EXERCISE BRIEF: Reproduce the listing exactly, with no pictures in your copy.

LISTED ENTRIES:

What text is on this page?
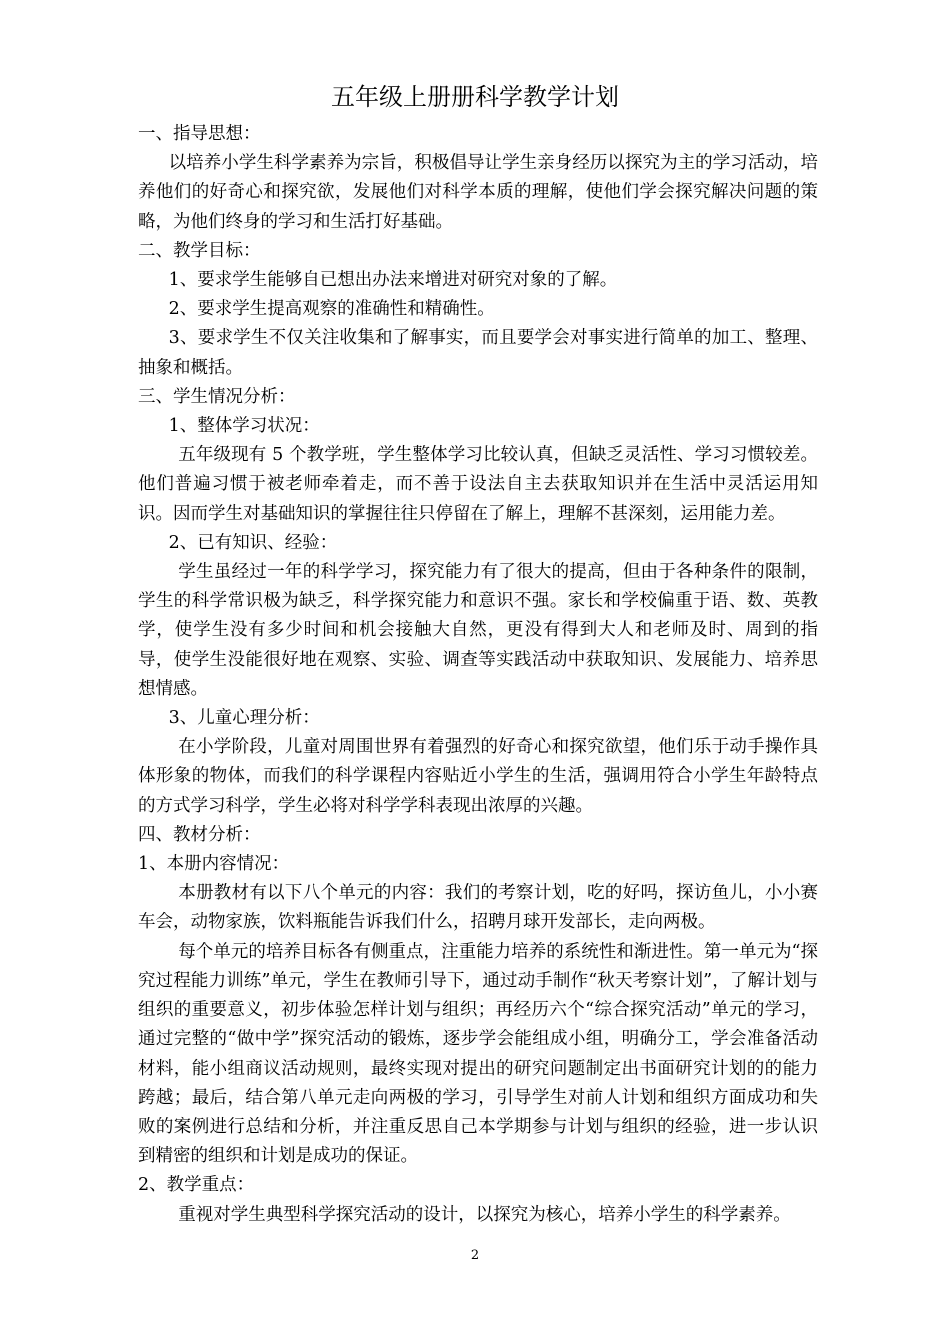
五年级上册册科学教学计划

一、指导思想：

以培养小学生科学素养为宗旨，积极倡导让学生亲身经历以探究为主的学习活动，培养他们的好奇心和探究欲，发展他们对科学本质的理解，使他们学会探究解决问题的策略，为他们终身的学习和生活打好基础。

二、教学目标：

1、要求学生能够自已想出办法来增进对研究对象的了解。

2、要求学生提高观察的准确性和精确性。

3、要求学生不仅关注收集和了解事实，而且要学会对事实进行简单的加工、整理、抽象和概括。

三、学生情况分析：

1、整体学习状况：

五年级现有 5 个教学班，学生整体学习比较认真，但缺乏灵活性、学习习惯较差。他们普遍习惯于被老师牵着走，而不善于设法自主去获取知识并在生活中灵活运用知识。因而学生对基础知识的掌握往往只停留在了解上，理解不甚深刻，运用能力差。

2、已有知识、经验：

学生虽经过一年的科学学习，探究能力有了很大的提高，但由于各种条件的限制，学生的科学常识极为缺乏，科学探究能力和意识不强。家长和学校偏重于语、数、英教学，使学生没有多少时间和机会接触大自然，更没有得到大人和老师及时、周到的指导，使学生没能很好地在观察、实验、调查等实践活动中获取知识、发展能力、培养思想情感。

3、儿童心理分析：

在小学阶段，儿童对周围世界有着强烈的好奇心和探究欲望，他们乐于动手操作具体形象的物体，而我们的科学课程内容贴近小学生的生活，强调用符合小学生年龄特点的方式学习科学，学生必将对科学学科表现出浓厚的兴趣。

四、教材分析：

1、本册内容情况：

本册教材有以下八个单元的内容：我们的考察计划，吃的好吗，探访鱼儿，小小赛车会，动物家族，饮料瓶能告诉我们什么，招聘月球开发部长，走向两极。

每个单元的培养目标各有侧重点，注重能力培养的系统性和渐进性。第一单元为“探究过程能力训练”单元，学生在教师引导下，通过动手制作“秋天考察计划”，了解计划与组织的重要意义，初步体验怎样计划与组织；再经历六个“综合探究活动”单元的学习，通过完整的“做中学”探究活动的锻炼，逐步学会能组成小组，明确分工，学会准备活动材料，能小组商议活动规则，最终实现对提出的研究问题制定出书面研究计划的的能力跨越；最后，结合第八单元走向两极的学习，引导学生对前人计划和组织方面成功和失败的案例进行总结和分析，并注重反思自己本学期参与计划与组织的经验，进一步认识到精密的组织和计划是成功的保证。

2、教学重点：

重视对学生典型科学探究活动的设计，以探究为核心，培养小学生的科学素养。

2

ANSWER TO THIS PROBLEM:
What text is on this page?
五年级上册册科学教学计划

一、指导思想：

以培养小学生科学素养为宗旨，积极倡导让学生亲身经历以探究为主的学习活动，培养他们的好奇心和探究欲，发展他们对科学本质的理解，使他们学会探究解决问题的策略，为他们终身的学习和生活打好基础。

二、教学目标：

1、要求学生能够自已想出办法来增进对研究对象的了解。

2、要求学生提高观察的准确性和精确性。

3、要求学生不仅关注收集和了解事实，而且要学会对事实进行简单的加工、整理、抽象和概括。

三、学生情况分析：

1、整体学习状况：

五年级现有 5 个教学班，学生整体学习比较认真，但缺乏灵活性、学习习惯较差。他们普遍习惯于被老师牵着走，而不善于设法自主去获取知识并在生活中灵活运用知识。因而学生对基础知识的掌握往往只停留在了解上，理解不甚深刻，运用能力差。

2、已有知识、经验：

学生虽经过一年的科学学习，探究能力有了很大的提高，但由于各种条件的限制，学生的科学常识极为缺乏，科学探究能力和意识不强。家长和学校偏重于语、数、英教学，使学生没有多少时间和机会接触大自然，更没有得到大人和老师及时、周到的指导，使学生没能很好地在观察、实验、调查等实践活动中获取知识、发展能力、培养思想情感。

3、儿童心理分析：

在小学阶段，儿童对周围世界有着强烈的好奇心和探究欲望，他们乐于动手操作具体形象的物体，而我们的科学课程内容贴近小学生的生活，强调用符合小学生年龄特点的方式学习科学，学生必将对科学学科表现出浓厚的兴趣。

四、教材分析：

1、本册内容情况：

本册教材有以下八个单元的内容：我们的考察计划，吃的好吗，探访鱼儿，小小赛车会，动物家族，饮料瓶能告诉我们什么，招聘月球开发部长，走向两极。

每个单元的培养目标各有侧重点，注重能力培养的系统性和渐进性。第一单元为“探究过程能力训练”单元，学生在教师引导下，通过动手制作“秋天考察计划”，了解计划与组织的重要意义，初步体验怎样计划与组织；再经历六个“综合探究活动”单元的学习，通过完整的“做中学”探究活动的锻炼，逐步学会能组成小组，明确分工，学会准备活动材料，能小组商议活动规则，最终实现对提出的研究问题制定出书面研究计划的的能力跨越；最后，结合第八单元走向两极的学习，引导学生对前人计划和组织方面成功和失败的案例进行总结和分析，并注重反思自己本学期参与计划与组织的经验，进一步认识到精密的组织和计划是成功的保证。

2、教学重点：

重视对学生典型科学探究活动的设计，以探究为核心，培养小学生的科学素养。

2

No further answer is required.